> [TASK TO COMPLETE]
Extract every line from the records below that contains the word "votre".

> [SOURCE RECORDS]
=====

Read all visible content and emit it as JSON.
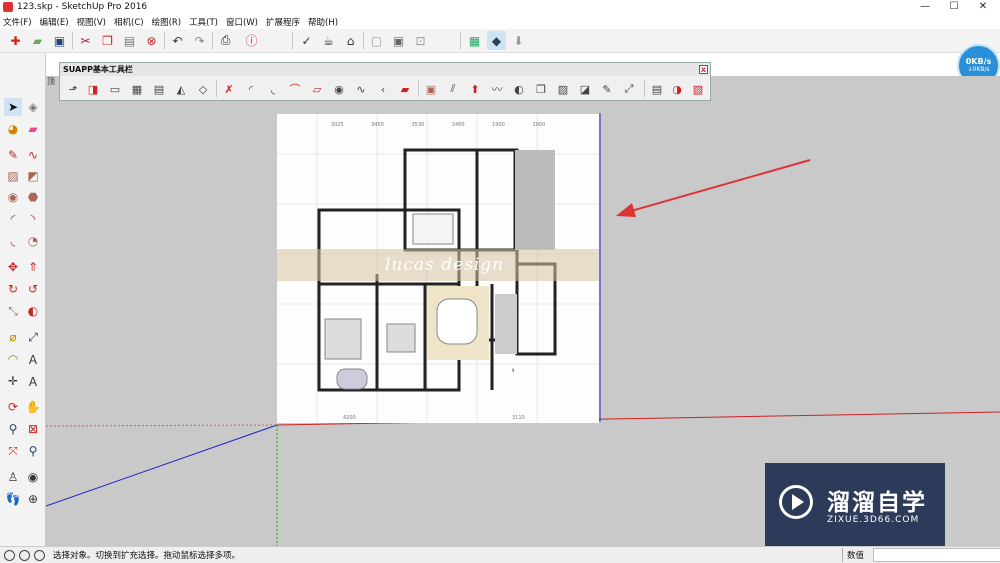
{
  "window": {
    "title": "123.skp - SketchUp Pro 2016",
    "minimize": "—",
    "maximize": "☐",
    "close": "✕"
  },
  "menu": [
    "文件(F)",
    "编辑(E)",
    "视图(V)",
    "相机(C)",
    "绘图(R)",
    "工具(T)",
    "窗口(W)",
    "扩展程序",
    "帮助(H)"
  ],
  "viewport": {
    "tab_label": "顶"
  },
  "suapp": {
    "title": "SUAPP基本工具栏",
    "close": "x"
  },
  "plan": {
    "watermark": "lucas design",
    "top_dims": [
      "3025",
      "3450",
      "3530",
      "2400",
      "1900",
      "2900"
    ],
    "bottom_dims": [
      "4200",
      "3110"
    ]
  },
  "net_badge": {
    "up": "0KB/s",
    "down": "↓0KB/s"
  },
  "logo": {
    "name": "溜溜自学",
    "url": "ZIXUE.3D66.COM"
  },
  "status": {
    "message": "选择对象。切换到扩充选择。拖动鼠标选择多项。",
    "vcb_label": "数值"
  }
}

=====

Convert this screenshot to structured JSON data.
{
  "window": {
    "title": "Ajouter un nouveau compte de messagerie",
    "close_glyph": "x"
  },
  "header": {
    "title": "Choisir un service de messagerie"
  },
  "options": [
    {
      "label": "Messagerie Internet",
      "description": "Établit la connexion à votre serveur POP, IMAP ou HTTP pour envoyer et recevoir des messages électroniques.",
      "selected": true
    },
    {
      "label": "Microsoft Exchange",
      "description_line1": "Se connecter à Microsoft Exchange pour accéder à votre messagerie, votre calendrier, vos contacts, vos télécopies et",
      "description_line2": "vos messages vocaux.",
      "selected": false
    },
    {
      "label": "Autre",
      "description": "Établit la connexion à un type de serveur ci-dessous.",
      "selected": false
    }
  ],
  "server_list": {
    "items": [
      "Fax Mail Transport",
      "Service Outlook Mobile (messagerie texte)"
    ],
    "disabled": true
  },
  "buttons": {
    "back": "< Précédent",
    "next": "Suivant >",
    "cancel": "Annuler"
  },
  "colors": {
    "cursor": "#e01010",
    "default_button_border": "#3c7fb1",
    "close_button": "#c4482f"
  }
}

=====

> [ANSWER]
      "description": "Établit la connexion à votre serveur POP, IMAP ou HTTP pour envoyer et recevoir des messages électroniques.",
      "description_line1": "Se connecter à Microsoft Exchange pour accéder à votre messagerie, votre calendrier, vos contacts, vos télécopies et",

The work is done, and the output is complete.